** start of RECORDS FOR THE TASK **
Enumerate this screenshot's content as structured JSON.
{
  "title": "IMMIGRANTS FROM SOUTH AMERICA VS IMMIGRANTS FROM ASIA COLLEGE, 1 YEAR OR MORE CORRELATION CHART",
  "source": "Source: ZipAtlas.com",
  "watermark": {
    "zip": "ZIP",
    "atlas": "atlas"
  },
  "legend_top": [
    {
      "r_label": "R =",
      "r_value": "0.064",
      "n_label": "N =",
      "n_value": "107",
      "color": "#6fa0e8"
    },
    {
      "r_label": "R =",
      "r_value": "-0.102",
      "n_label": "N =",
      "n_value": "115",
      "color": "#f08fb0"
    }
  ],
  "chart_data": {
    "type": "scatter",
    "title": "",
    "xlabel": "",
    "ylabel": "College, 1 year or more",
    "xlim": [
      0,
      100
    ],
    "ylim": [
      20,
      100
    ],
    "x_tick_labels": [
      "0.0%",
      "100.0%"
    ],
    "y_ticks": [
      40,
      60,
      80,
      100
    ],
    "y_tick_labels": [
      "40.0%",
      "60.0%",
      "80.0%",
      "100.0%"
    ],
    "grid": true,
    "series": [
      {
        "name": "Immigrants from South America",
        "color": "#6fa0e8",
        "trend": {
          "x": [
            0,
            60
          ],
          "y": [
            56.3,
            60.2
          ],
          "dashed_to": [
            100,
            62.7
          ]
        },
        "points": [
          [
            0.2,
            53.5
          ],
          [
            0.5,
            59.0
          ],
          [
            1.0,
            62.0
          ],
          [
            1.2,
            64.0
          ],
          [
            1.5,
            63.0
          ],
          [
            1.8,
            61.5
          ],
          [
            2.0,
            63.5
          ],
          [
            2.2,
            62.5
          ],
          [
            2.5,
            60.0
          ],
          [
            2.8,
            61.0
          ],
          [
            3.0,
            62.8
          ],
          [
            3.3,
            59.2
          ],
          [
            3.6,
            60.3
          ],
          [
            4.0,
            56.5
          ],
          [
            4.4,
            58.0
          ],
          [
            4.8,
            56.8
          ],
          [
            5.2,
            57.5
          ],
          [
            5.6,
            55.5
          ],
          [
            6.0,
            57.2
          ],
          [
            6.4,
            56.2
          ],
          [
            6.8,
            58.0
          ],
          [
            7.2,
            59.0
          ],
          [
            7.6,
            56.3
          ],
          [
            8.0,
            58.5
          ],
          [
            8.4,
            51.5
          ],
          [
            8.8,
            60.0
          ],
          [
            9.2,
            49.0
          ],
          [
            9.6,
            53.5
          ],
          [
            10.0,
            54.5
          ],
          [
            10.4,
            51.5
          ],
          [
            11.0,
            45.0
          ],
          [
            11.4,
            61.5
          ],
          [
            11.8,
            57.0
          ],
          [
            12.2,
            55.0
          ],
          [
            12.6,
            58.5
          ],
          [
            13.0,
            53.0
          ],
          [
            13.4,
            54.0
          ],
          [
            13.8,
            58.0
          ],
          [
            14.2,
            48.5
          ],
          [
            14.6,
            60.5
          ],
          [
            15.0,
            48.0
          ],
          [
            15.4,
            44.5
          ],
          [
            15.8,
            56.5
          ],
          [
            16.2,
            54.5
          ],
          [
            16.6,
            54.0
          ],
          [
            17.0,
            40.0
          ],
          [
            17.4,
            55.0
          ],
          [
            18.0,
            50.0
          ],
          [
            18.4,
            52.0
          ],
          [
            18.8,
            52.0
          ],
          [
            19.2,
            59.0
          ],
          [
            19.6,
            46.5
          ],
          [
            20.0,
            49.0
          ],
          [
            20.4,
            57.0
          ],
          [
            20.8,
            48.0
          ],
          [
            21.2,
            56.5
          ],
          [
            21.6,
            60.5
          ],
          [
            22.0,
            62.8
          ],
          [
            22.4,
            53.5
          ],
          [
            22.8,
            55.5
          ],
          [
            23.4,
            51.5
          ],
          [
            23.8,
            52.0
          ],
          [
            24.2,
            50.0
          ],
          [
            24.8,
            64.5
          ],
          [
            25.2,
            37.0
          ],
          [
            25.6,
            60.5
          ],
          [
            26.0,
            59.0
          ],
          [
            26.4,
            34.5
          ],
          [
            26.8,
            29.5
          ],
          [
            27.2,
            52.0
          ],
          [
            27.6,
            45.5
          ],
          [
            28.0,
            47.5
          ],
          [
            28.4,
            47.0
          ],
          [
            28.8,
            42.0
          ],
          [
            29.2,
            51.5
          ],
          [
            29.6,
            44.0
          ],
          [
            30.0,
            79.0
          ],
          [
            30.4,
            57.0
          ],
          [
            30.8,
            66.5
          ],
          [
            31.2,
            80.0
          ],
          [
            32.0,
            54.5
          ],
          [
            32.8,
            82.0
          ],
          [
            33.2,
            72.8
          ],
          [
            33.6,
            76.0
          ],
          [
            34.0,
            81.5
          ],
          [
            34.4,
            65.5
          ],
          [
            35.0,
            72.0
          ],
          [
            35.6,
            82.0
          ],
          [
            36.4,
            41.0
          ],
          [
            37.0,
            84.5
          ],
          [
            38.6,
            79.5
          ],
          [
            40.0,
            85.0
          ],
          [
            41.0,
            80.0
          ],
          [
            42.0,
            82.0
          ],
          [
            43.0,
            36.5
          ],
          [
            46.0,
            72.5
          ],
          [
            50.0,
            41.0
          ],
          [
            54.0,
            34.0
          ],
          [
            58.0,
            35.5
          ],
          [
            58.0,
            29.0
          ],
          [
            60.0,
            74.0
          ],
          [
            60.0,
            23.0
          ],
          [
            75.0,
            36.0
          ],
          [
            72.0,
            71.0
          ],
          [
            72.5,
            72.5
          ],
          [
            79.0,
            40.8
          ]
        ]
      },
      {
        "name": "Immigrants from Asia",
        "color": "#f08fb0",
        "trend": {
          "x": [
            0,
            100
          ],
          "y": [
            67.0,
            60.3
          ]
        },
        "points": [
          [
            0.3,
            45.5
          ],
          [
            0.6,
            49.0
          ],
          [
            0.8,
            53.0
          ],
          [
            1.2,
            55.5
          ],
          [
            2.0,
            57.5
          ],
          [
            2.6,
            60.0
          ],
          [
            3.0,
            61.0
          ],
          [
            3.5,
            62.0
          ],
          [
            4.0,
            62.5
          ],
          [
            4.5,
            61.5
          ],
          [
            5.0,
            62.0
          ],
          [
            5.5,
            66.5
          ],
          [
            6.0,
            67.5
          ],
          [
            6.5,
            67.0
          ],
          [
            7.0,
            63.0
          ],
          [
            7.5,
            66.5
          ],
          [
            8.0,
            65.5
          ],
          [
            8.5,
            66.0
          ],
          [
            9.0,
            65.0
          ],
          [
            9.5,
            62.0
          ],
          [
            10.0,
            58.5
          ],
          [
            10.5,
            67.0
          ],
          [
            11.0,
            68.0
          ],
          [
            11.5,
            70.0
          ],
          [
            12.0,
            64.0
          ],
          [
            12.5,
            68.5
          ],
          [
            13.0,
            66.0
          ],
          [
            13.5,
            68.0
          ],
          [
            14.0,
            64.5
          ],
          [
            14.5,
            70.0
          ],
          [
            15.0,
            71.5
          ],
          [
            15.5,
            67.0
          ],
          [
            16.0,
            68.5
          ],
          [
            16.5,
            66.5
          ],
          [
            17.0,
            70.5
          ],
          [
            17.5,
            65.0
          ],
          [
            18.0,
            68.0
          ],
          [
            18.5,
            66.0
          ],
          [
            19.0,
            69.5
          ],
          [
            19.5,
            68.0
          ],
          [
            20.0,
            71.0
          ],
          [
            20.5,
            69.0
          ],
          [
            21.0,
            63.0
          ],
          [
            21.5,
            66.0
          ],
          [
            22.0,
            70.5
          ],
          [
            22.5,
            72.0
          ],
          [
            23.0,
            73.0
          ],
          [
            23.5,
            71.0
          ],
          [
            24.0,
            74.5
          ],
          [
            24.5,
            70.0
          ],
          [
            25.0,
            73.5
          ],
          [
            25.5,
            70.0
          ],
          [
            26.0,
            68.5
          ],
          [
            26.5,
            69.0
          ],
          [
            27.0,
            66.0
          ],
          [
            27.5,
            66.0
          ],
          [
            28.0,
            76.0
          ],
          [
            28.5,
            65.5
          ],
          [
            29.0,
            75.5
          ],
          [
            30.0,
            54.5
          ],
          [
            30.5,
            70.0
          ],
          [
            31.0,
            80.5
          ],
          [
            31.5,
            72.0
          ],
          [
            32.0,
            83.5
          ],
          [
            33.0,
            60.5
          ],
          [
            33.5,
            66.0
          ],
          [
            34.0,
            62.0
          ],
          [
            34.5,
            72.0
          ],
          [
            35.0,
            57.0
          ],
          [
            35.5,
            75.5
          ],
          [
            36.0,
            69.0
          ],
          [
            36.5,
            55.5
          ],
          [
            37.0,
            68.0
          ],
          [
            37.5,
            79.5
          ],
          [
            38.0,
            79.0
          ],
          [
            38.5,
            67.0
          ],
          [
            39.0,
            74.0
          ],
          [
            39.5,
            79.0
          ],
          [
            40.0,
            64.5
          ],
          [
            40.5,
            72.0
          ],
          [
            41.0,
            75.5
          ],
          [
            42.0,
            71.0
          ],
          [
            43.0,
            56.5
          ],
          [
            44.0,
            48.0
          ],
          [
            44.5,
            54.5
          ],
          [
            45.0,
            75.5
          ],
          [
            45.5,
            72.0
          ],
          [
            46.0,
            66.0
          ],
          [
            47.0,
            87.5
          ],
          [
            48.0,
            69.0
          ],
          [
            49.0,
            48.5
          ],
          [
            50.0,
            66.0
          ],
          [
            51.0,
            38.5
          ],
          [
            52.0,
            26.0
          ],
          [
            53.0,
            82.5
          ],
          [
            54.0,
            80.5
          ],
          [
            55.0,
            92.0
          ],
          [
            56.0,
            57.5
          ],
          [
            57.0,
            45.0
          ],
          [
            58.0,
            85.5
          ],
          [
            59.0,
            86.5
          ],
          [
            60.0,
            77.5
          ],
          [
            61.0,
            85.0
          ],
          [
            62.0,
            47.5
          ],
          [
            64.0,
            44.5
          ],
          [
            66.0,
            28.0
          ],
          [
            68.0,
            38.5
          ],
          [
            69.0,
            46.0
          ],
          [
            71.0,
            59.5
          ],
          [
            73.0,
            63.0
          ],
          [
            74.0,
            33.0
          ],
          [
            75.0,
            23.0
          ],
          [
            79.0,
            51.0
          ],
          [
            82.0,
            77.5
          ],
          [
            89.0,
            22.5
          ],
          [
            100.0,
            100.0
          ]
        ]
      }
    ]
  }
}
** end of RECORDS FOR THE TASK **
REQUIRED WORK -> In the entries above, find every line with the word "color" and list it.

SOLUTION TO THIS TASK ->
      "color": "#6fa0e8"
      "color": "#f08fb0"
        "color": "#6fa0e8",
        "color": "#f08fb0",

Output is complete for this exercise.